Please report how many lines in the records below contain "Single". Reply with the number alone.
————————
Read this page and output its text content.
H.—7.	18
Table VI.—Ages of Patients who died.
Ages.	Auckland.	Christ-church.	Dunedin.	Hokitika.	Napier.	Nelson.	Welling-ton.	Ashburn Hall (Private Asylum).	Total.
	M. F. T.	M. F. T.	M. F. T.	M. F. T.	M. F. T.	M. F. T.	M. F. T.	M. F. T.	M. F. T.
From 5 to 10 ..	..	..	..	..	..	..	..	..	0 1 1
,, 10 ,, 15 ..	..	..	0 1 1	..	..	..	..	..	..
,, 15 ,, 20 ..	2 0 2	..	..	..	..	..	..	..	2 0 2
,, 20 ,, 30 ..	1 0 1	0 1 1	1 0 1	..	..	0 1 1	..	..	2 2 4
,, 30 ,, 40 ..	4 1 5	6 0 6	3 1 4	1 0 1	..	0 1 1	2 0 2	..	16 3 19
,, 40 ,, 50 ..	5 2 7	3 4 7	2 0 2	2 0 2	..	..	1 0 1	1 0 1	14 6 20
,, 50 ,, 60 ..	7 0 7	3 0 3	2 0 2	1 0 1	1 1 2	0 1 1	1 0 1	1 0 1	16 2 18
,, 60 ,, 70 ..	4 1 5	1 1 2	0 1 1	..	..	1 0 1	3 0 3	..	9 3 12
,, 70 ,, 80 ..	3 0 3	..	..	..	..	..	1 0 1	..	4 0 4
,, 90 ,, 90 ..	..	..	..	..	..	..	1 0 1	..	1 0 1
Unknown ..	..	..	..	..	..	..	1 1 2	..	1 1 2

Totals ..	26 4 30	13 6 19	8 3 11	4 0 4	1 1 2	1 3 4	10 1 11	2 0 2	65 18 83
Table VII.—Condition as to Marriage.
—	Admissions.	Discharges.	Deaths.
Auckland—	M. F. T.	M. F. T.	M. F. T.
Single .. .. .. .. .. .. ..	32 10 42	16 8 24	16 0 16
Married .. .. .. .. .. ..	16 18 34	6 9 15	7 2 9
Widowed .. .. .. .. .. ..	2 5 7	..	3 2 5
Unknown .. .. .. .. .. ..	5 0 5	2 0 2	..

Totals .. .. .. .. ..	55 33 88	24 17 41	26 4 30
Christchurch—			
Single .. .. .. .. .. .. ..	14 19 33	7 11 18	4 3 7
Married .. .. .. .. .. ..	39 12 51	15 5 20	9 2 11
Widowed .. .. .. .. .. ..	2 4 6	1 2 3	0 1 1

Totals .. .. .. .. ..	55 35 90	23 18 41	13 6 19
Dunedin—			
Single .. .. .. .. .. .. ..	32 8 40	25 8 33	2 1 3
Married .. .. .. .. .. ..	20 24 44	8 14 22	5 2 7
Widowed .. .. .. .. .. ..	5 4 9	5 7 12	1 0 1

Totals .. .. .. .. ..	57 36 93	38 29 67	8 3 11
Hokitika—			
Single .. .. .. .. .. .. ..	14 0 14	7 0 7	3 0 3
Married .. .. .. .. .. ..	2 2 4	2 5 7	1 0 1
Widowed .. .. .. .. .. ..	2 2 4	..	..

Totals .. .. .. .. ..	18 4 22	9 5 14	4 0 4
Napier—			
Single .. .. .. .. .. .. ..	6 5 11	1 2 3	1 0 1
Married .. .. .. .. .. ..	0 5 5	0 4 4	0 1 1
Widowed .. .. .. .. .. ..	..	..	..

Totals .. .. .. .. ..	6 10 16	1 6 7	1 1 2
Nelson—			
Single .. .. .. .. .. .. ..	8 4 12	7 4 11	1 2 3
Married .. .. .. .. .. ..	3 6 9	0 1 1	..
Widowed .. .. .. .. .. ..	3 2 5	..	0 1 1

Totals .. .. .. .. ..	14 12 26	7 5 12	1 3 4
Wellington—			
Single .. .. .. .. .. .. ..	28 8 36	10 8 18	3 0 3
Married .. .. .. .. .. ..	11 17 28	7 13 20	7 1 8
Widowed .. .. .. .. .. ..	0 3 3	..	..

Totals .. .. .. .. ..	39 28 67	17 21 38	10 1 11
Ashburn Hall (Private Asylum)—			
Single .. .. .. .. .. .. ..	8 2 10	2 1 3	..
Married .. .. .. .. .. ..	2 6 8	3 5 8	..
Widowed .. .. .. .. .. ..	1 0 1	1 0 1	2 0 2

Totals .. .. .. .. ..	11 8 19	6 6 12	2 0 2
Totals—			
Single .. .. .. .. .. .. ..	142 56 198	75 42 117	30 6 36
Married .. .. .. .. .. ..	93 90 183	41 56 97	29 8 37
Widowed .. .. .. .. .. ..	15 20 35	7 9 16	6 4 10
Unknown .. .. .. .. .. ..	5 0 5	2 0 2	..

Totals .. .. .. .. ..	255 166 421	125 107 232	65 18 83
————————
Answer for this exercise:
9